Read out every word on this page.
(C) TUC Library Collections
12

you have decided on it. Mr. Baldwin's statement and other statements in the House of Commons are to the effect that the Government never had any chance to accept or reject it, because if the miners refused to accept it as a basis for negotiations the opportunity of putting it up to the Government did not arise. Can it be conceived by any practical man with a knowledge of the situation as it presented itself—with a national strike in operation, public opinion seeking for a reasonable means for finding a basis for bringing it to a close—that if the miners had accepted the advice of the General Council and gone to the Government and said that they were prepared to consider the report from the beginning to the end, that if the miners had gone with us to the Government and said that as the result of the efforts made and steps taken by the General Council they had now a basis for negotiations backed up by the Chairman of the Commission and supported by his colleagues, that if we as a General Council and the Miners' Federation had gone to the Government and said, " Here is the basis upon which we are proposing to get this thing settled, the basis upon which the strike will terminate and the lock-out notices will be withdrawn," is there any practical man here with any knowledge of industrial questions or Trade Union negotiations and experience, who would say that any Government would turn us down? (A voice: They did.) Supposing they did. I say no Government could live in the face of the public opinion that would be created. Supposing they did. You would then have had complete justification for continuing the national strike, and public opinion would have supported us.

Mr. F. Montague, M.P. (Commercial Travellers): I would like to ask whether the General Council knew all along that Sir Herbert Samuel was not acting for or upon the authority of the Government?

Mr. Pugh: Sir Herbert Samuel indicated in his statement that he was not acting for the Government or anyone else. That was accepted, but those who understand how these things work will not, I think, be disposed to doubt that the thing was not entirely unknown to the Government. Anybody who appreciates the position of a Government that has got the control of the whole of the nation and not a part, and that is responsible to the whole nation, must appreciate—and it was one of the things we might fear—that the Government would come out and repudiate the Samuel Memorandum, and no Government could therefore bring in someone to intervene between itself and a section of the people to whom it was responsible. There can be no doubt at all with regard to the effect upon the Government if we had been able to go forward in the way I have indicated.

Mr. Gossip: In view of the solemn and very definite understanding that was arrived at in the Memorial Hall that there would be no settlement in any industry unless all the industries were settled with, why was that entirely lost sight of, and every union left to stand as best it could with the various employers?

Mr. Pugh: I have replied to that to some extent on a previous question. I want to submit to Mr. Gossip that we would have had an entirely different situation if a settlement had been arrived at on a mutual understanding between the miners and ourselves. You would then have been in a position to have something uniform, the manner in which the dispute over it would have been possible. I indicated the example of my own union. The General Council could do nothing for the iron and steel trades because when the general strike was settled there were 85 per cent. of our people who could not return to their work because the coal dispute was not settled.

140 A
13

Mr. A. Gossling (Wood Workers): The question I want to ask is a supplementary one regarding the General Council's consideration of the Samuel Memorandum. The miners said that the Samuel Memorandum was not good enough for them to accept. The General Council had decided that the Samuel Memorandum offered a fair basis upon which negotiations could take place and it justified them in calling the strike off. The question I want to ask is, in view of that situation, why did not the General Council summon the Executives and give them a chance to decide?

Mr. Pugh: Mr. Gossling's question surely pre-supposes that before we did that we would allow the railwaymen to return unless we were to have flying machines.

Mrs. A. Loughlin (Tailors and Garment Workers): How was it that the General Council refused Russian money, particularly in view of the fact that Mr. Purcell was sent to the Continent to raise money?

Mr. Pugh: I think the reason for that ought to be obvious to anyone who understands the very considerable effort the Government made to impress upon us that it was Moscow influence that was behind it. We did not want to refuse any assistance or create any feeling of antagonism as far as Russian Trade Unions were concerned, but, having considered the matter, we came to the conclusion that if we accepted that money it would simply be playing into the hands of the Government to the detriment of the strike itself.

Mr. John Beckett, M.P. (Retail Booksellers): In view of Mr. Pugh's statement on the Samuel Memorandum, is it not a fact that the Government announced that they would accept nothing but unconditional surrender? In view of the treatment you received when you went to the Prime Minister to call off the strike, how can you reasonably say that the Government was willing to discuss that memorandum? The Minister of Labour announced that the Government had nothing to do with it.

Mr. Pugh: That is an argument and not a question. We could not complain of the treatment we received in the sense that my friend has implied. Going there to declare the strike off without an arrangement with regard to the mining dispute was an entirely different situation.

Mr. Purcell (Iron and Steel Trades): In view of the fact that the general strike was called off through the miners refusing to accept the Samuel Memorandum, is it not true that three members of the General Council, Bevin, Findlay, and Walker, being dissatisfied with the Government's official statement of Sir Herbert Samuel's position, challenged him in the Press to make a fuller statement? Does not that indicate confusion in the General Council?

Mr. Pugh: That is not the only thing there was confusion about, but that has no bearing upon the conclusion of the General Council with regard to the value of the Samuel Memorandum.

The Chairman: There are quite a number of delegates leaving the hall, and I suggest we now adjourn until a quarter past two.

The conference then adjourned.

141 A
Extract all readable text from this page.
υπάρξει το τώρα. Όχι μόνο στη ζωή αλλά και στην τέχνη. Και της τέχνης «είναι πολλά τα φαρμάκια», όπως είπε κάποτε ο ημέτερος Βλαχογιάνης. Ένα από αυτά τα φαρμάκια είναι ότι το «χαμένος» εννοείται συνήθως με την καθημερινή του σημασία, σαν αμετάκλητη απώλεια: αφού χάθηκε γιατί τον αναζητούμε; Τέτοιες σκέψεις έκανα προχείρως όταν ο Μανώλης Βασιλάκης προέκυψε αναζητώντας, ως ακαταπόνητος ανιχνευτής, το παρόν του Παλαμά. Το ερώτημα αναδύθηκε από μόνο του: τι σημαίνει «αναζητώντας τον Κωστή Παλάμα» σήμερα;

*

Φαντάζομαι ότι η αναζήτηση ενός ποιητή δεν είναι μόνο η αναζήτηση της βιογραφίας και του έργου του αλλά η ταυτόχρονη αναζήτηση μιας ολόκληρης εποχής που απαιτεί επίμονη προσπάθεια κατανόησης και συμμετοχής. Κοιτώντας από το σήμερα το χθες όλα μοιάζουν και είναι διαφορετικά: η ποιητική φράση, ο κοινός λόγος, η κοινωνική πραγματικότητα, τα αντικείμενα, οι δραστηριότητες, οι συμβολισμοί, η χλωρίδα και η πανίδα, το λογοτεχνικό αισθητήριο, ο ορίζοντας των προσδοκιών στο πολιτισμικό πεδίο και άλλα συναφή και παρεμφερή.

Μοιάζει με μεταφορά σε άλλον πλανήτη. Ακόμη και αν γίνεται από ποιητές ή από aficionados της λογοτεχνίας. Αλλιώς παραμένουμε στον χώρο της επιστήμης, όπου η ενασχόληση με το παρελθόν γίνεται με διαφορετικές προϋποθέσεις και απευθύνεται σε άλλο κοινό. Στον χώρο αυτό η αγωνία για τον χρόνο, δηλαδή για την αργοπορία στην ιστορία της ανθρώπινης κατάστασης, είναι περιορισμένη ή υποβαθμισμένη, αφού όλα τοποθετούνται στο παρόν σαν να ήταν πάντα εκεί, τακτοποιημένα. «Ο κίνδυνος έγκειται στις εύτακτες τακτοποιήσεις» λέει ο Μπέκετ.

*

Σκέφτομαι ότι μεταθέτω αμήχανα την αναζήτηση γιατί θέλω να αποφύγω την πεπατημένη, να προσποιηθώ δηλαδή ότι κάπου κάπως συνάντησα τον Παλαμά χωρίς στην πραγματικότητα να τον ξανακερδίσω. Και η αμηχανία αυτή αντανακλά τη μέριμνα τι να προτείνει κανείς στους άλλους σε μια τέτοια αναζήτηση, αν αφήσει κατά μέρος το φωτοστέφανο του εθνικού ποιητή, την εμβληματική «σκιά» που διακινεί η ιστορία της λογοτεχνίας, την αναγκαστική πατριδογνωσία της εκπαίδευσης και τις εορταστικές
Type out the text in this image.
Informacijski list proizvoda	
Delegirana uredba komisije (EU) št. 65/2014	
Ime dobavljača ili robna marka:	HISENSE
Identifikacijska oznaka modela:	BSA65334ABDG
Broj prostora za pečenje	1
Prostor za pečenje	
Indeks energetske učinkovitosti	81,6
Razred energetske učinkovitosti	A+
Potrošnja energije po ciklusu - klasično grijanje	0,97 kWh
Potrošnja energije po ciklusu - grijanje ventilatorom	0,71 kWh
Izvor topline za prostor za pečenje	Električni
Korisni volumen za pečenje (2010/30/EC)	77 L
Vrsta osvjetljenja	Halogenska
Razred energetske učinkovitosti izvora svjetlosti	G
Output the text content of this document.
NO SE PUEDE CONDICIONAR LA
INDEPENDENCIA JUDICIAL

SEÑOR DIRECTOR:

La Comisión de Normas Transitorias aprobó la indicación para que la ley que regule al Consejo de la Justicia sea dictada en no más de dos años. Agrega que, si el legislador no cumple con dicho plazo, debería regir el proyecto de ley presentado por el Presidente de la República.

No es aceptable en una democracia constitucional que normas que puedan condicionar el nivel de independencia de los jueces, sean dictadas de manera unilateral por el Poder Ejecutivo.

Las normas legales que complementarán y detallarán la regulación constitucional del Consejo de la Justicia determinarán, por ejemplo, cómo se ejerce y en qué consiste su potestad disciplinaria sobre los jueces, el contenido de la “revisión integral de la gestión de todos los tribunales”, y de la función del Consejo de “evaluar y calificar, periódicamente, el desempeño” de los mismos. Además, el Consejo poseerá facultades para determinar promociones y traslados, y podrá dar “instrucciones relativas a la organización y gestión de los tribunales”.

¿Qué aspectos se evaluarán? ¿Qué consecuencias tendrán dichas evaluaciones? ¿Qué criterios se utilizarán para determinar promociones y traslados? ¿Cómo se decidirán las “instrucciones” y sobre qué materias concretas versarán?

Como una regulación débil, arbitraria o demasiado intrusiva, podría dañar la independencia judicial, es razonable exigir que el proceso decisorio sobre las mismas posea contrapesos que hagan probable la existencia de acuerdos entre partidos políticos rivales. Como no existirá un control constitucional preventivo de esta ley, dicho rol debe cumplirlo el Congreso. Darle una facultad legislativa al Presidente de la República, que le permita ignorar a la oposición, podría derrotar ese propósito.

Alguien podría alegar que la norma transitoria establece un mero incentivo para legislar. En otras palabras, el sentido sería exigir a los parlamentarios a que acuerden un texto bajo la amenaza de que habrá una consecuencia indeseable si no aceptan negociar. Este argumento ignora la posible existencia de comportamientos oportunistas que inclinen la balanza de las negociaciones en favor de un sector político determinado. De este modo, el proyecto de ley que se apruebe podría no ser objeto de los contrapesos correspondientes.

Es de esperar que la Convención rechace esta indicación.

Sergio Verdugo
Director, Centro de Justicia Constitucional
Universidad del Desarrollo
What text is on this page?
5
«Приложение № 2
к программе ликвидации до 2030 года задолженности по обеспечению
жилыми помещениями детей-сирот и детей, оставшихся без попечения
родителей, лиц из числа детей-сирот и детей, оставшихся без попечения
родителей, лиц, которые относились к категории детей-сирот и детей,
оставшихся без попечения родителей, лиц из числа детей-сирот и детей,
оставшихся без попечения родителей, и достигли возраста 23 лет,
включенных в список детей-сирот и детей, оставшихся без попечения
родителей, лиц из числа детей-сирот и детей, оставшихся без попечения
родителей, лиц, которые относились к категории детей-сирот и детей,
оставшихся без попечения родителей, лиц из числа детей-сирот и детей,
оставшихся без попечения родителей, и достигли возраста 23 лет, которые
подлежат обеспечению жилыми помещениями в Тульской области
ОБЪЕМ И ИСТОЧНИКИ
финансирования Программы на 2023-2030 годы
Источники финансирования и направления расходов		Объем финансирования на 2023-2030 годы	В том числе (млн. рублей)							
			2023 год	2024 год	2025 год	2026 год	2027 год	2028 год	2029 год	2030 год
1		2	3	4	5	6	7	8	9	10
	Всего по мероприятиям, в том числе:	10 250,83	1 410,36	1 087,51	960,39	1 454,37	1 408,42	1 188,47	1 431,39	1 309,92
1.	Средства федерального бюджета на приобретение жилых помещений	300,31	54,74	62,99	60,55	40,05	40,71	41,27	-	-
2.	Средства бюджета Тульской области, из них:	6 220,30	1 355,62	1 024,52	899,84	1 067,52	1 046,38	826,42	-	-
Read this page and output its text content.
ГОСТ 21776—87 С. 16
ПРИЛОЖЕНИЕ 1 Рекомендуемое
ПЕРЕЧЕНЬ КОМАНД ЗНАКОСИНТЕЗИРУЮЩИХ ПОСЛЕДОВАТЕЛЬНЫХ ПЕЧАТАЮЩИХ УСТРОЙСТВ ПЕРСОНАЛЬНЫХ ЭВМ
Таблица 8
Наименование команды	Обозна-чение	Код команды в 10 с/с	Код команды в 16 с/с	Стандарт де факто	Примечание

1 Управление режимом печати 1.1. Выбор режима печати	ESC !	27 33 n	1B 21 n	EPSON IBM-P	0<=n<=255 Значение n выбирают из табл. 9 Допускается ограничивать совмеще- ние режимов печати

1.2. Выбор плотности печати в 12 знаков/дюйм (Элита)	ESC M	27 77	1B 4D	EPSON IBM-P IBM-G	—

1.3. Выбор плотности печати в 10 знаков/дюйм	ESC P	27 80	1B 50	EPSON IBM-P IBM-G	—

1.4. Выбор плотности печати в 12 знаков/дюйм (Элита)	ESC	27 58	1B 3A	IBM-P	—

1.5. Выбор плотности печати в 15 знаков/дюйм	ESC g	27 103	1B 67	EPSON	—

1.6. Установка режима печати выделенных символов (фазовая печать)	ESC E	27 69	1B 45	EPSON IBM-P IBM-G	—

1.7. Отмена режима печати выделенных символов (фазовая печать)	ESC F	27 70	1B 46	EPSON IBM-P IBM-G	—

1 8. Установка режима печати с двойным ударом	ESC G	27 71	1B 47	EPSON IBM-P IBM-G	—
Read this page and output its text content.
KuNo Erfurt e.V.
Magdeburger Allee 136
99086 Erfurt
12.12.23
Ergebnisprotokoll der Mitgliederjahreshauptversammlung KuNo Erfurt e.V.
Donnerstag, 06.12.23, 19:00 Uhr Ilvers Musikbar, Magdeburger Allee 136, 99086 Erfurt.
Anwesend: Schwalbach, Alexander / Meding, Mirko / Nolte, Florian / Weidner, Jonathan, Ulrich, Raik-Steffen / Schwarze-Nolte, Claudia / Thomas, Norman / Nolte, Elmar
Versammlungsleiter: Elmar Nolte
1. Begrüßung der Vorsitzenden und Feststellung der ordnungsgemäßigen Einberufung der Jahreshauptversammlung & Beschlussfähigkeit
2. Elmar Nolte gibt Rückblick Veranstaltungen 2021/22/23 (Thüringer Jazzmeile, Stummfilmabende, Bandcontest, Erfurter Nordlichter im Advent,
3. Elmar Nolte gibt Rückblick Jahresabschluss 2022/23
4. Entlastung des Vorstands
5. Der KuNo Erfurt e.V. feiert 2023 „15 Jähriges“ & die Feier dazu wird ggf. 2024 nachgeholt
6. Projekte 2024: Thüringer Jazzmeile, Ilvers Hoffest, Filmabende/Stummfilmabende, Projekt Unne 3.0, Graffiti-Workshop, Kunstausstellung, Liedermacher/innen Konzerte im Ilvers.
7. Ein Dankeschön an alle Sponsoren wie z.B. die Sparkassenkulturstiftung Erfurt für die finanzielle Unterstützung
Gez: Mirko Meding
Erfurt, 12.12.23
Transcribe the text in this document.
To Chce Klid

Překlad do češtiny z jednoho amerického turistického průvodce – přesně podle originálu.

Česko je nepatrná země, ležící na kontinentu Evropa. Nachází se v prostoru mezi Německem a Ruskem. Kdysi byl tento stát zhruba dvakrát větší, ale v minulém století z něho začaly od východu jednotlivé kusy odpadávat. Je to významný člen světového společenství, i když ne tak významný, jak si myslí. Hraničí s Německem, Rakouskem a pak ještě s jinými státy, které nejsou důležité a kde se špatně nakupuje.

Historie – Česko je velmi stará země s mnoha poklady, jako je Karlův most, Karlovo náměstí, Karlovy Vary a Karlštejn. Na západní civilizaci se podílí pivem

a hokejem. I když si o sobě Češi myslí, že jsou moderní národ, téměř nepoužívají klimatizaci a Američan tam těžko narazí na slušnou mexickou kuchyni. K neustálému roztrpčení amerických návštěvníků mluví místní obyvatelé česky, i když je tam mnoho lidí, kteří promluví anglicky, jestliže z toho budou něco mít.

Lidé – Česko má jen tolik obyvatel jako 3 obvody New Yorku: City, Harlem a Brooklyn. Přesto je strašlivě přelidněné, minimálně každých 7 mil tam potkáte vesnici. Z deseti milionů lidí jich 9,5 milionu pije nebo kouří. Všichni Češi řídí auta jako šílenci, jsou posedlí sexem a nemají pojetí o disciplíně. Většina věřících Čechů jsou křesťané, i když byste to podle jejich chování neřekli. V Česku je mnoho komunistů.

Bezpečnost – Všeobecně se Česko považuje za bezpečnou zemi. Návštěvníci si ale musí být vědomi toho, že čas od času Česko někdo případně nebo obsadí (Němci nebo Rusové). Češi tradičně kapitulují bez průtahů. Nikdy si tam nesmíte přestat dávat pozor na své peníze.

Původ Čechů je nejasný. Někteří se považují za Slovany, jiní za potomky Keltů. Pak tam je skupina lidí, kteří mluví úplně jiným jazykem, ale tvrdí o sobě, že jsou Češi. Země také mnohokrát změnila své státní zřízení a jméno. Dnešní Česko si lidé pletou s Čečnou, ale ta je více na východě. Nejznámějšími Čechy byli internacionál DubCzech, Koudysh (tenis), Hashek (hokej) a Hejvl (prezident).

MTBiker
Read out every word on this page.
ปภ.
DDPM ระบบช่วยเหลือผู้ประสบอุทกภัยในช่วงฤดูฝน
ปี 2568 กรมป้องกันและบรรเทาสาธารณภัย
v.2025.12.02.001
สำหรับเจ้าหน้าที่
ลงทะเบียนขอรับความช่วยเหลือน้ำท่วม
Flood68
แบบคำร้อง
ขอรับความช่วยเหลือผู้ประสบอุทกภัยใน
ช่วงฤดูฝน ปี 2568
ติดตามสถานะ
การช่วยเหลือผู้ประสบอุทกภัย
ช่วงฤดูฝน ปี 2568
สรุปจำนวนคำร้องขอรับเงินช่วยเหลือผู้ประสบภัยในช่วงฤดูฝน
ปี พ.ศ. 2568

◆ ◆ ◆ ◆ ◆ ◆ ◆

Exercise goal – List all lines above in which the string "วงฤด" appears.

The result –
DDPM ระบบช่วยเหลือผู้ประสบอุทกภัยในช่วงฤดูฝน
ช่วงฤดูฝน ปี 2568
ช่วงฤดูฝน ปี 2568
สรุปจำนวนคำร้องขอรับเงินช่วยเหลือผู้ประสบภัยในช่วงฤดูฝน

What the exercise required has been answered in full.